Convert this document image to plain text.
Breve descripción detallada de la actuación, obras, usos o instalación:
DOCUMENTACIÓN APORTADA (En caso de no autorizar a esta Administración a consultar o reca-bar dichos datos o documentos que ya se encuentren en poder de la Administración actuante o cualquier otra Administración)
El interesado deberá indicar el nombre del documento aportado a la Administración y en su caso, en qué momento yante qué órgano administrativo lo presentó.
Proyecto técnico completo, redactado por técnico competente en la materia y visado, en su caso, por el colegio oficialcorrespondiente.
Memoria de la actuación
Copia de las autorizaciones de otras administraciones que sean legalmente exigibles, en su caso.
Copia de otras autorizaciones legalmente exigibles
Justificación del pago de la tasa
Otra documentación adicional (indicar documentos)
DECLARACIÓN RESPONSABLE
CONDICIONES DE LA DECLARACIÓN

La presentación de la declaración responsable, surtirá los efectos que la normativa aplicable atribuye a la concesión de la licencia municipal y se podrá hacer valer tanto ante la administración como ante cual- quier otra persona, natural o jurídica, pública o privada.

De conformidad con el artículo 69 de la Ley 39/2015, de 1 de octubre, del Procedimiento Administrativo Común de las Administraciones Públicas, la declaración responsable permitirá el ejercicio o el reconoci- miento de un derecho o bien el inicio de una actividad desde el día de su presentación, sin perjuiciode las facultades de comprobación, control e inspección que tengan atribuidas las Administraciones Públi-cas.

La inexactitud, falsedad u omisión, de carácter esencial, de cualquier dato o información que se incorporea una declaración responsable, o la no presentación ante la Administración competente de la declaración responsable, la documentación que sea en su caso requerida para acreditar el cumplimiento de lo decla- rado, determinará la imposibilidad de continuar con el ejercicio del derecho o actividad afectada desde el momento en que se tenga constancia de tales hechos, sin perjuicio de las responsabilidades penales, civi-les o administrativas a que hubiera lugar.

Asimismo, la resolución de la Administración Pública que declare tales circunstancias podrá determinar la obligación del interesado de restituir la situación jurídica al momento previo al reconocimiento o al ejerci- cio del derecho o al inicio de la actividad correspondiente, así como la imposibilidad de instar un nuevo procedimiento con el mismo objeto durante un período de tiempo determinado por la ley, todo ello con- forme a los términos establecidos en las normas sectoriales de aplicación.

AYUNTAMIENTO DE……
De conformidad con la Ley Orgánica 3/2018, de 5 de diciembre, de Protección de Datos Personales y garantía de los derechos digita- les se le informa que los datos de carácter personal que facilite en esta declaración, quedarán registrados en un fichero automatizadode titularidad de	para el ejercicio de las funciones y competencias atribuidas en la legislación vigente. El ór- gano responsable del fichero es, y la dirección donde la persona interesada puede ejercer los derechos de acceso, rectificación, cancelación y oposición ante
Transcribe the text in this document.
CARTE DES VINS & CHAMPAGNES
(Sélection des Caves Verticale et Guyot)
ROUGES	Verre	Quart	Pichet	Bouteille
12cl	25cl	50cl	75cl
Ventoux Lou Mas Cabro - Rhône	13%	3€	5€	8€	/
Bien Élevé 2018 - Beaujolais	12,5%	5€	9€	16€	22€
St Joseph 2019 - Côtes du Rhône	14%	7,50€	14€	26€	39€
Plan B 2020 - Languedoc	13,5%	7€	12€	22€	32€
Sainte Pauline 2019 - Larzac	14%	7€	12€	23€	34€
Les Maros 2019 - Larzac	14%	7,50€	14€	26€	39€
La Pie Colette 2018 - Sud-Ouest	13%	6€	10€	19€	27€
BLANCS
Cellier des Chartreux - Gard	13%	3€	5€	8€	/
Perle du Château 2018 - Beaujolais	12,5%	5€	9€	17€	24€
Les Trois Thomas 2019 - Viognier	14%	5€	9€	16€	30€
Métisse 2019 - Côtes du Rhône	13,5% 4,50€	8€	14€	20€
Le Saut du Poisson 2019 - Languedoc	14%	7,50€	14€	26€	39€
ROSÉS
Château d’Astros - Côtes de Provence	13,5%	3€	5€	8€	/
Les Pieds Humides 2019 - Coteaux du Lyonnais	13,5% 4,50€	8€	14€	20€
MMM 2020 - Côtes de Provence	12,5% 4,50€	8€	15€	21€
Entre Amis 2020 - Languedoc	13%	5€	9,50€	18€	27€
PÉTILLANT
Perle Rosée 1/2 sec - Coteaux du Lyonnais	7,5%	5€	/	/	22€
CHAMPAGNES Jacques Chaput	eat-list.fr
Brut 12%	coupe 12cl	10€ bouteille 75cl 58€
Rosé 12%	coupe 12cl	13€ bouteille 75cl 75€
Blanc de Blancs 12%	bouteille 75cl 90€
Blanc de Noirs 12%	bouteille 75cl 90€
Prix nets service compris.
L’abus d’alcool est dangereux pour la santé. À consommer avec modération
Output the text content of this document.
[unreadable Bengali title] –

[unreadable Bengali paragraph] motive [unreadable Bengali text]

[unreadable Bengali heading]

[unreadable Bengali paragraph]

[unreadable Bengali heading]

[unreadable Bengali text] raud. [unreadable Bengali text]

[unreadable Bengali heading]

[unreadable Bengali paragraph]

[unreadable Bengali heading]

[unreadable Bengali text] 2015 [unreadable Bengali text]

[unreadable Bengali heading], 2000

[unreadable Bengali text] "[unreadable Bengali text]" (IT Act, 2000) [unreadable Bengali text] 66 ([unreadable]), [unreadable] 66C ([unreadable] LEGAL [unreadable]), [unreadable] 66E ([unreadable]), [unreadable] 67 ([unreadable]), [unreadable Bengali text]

● GIVEN REQUEST: Write out once more the lines above beginning at the line with "Output the text content of this document."; continue through the final line and stop there.

● SOLUTION BELOW:
Output the text content of this document.
[unreadable Bengali title] –

[unreadable Bengali paragraph] motive [unreadable Bengali text]

[unreadable Bengali heading]

[unreadable Bengali paragraph]

[unreadable Bengali heading]

[unreadable Bengali text] raud. [unreadable Bengali text]

[unreadable Bengali heading]

[unreadable Bengali paragraph]

[unreadable Bengali heading]

[unreadable Bengali text] 2015 [unreadable Bengali text]

[unreadable Bengali heading], 2000

[unreadable Bengali text] "[unreadable Bengali text]" (IT Act, 2000) [unreadable Bengali text] 66 ([unreadable]), [unreadable] 66C ([unreadable] LEGAL [unreadable]), [unreadable] 66E ([unreadable]), [unreadable] 67 ([unreadable]), [unreadable Bengali text]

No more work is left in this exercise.